Passage given:
Sensory is very proud of our progress in sound identification. We welcome and encourage others to share their accuracy reporting…I couldn’t find much online to determine “state of the art”.

Now we will begin work on scene analysis…and I expect Sensory to lead in this development as well!

Sensory CEO On Voice-Activated Technology’s Next Big Wave

January 11, 2019

Interview with Karen Webster, one of the best writers and interviewers in tech/fintech.

In 1994 the fastest imaginable connection to the internet was a 28.9 kbps dial-up modem and email was still mostly a new thing that many people were writing off as a fad. There was no such thing as Amazon.com for the first half the year and less than a third of American households owned computers. Given that, it’s not much of a surprise that the number of people thinking about voice-activated, artificial intelligence (AI)-enhanced wireless technology was extremely small — roughly the same as the number of people putting serious thought into flying cars.

But the team at Sensory is not quite as surprised by the rapid onset evolution of the voice-activated technology marketplace as everyone else may be — because when they were first opening their doors 25 years ago in 1994, this is exactly the world they had hoped to see developing two-and-a-half decades down the line, even if the progress has been a bit uneven.

“We still have a long way to go,” Sensory CEO Todd Mozer told Karen Webster in a recent conversation. “I am excited about how good speech recognition has gotten, but natural language comprehension still needs a lot of work. And combined the inputs of all the sensors devices have — for vision and speech together to make things really smart and functional in context — we just aren’t there yet.”

But for all there is still be to done, and advances that still need to be made, the simple fact that the AI-backboned neural net approach to developing for interactive technology has become “more powerful than we ever imagined it would be with deep learning,” is a huge accomplishment in and of itself.

And the accomplishments are rolling forward, he noted, as AI’s reach and voice control of devices is expanding — and embedding — and the nascent voice ecosystem is quickly growing into its adolescent phase.

“Today these devices do great if I need the weather or a recipe. I think in the future they will be able to do far more than that — but they will be increasingly be invisible in the context of what we are otherwise doing.”

Embedding The Intelligence

Webster and Mozer were talking on the eve of the launch of Sensory’s VoiceGenie for Bluetooth speaker — a new product for speaker makers to add voice controls and functions like wake words, without needing any special apps or a Wi-Fi connection. Said simply, Mozer explained, what Sensor is offering for Bluetooth makers is embedded voice — instead of voice via connection to the cloud.

Problem statement:
Answer these from the passage on Sensory:
1. In what year did Sensory first open its doors?
2. According to Mozer, what still needs a lot of work?
3. What does VoiceGenie for Bluetooth speaker let speaker makers add without special apps or a Wi-Fi connection?

Data provided:
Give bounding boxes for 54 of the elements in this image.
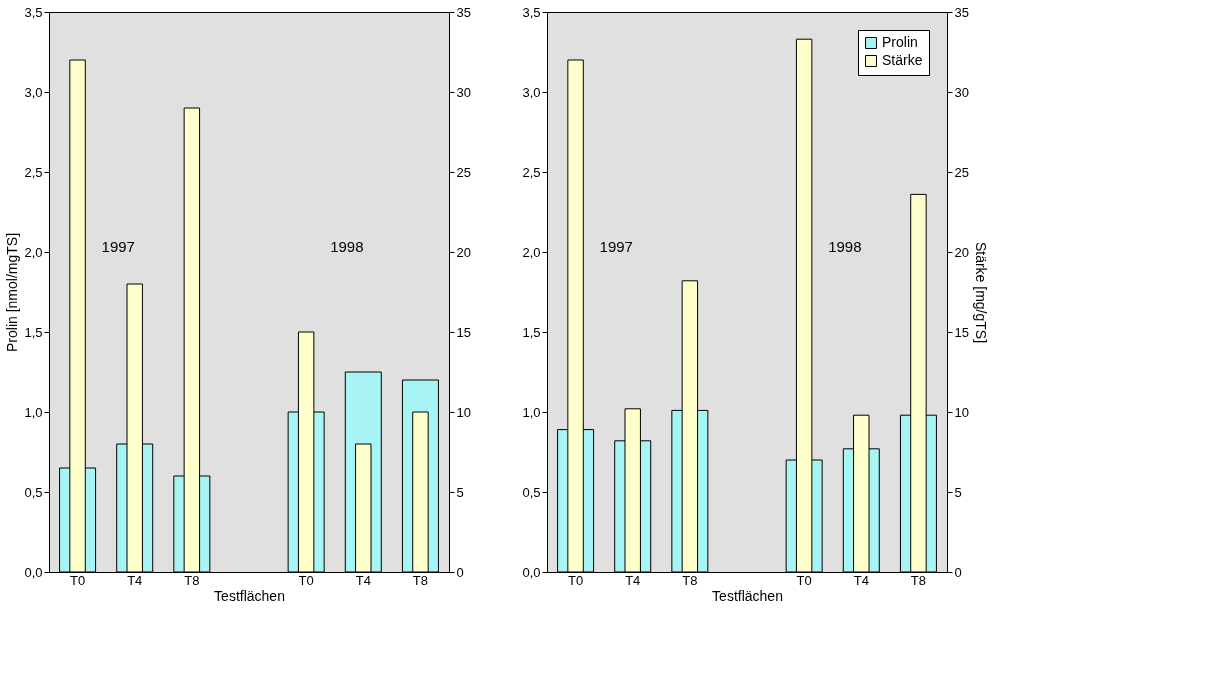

Exercise answer:
1. 1994
2. Natural language comprehension
3. Voice controls and functions like wake words